Written task: Pick out all lines with the word "baseline" from the records that follow.

◇ ◇ ◇ ◇ ◇

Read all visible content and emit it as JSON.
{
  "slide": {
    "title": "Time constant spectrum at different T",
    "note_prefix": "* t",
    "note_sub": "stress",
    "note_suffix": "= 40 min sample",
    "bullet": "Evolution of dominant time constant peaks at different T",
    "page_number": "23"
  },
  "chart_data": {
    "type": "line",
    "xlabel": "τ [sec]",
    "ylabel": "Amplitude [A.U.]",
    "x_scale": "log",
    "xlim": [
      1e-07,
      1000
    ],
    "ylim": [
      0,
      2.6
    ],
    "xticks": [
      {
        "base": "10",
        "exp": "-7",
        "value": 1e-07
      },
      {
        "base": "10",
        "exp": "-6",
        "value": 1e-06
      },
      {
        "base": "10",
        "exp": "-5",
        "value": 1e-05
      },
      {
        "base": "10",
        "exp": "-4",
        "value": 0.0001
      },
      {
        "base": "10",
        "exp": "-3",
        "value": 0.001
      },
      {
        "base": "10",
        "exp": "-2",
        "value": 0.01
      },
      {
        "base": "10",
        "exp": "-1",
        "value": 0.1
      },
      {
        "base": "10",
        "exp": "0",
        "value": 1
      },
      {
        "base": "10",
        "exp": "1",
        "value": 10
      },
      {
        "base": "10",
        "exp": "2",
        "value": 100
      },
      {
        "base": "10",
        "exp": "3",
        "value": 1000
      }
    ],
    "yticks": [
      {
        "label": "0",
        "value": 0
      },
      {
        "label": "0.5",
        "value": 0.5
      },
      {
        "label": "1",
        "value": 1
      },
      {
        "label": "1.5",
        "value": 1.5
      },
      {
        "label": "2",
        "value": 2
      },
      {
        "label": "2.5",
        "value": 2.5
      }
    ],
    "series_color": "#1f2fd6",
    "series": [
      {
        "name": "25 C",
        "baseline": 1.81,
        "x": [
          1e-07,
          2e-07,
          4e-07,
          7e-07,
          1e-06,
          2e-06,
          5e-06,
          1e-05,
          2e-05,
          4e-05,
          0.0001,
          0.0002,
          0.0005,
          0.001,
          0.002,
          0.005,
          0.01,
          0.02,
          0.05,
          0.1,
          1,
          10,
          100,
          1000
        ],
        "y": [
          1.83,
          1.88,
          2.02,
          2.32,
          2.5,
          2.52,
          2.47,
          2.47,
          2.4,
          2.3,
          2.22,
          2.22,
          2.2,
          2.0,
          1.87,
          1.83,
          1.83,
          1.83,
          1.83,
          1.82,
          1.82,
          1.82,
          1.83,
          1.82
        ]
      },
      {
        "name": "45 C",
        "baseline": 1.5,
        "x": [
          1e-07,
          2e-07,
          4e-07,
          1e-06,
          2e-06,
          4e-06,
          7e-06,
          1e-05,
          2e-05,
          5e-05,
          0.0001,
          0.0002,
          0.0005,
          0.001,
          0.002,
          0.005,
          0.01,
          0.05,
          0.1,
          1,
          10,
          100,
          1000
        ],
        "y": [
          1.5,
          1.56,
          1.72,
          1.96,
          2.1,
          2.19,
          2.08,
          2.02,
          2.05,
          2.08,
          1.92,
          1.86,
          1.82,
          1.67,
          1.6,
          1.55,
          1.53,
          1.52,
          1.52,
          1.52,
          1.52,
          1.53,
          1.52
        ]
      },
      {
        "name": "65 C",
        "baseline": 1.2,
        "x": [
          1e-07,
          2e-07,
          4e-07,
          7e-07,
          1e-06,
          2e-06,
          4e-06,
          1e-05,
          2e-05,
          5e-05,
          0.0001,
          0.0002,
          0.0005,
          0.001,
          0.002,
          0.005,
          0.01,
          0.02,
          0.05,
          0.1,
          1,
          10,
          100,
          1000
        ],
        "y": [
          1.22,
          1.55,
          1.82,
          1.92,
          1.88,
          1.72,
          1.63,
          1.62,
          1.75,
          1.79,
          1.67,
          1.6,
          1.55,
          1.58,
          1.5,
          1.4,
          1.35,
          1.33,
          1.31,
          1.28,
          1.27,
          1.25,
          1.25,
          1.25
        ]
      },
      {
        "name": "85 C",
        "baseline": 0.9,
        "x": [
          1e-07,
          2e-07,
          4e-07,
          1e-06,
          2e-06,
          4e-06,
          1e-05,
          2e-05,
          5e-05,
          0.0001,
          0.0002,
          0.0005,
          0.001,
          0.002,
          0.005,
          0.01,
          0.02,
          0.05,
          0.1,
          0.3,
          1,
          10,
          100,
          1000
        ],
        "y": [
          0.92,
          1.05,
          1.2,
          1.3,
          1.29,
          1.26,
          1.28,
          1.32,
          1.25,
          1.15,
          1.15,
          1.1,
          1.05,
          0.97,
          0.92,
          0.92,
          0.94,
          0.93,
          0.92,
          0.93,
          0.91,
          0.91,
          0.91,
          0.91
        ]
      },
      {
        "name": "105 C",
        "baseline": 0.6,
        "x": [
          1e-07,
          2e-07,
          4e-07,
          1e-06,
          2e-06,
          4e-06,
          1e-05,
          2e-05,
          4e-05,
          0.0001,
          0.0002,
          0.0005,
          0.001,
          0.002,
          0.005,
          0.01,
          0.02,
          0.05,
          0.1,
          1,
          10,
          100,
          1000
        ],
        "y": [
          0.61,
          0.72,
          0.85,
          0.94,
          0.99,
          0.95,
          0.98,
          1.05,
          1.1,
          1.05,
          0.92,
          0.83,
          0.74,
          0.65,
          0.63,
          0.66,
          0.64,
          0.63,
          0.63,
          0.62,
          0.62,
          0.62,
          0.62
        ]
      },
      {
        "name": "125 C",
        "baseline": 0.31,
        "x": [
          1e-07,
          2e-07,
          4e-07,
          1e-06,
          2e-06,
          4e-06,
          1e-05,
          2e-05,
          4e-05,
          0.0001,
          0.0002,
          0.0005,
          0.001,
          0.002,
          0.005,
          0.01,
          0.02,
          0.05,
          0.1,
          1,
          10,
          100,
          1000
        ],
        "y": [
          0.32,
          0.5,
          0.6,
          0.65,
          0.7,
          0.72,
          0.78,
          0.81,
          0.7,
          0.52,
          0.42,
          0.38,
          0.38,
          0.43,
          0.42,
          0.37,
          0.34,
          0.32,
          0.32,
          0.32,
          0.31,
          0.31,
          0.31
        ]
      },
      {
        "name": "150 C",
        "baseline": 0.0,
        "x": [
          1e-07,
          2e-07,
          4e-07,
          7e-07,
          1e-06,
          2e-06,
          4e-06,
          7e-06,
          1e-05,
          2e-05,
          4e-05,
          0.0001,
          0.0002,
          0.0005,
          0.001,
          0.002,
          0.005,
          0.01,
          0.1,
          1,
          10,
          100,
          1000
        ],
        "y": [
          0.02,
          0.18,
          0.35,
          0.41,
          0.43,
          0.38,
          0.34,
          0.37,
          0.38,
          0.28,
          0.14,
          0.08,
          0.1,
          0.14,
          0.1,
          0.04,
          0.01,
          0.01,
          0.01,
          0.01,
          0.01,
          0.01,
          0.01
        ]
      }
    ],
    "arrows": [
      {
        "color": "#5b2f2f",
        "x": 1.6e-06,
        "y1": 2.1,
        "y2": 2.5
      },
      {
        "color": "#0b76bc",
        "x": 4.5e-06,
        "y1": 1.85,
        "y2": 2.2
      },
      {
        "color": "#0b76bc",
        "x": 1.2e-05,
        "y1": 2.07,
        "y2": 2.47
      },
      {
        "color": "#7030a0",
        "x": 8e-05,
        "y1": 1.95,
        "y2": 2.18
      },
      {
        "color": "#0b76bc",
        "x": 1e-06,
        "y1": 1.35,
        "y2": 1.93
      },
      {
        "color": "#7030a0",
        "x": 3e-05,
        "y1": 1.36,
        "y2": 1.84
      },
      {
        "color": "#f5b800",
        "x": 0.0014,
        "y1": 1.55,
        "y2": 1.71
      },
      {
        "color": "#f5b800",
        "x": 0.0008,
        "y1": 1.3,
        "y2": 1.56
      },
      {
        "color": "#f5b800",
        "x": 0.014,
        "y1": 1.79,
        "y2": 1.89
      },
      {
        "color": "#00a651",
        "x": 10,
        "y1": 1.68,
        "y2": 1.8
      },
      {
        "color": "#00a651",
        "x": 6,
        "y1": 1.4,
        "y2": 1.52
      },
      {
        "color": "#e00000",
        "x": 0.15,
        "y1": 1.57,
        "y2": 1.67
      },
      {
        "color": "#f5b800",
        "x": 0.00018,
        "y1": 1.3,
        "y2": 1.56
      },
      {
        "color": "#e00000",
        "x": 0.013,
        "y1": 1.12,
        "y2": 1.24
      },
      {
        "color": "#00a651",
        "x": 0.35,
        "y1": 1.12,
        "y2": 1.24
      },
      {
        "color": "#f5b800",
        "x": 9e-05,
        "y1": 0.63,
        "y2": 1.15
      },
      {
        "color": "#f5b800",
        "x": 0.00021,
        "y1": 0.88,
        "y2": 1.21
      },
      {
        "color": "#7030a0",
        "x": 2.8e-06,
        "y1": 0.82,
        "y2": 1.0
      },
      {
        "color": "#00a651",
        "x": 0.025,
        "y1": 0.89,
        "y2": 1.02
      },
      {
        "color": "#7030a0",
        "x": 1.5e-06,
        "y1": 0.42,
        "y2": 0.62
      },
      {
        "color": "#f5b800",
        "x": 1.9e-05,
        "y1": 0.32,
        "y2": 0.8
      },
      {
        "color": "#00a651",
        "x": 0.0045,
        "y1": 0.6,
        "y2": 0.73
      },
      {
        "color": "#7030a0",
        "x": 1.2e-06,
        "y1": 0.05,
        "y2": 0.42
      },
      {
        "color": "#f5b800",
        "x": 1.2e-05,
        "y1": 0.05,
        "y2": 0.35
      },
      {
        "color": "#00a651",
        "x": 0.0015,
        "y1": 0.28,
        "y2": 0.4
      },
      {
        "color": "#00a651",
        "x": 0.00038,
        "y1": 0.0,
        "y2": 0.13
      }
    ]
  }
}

◇ ◇ ◇ ◇ ◇

Reply to the exercise:
        "baseline": 1.81,
        "baseline": 1.5,
        "baseline": 1.2,
        "baseline": 0.9,
        "baseline": 0.6,
        "baseline": 0.31,
        "baseline": 0.0,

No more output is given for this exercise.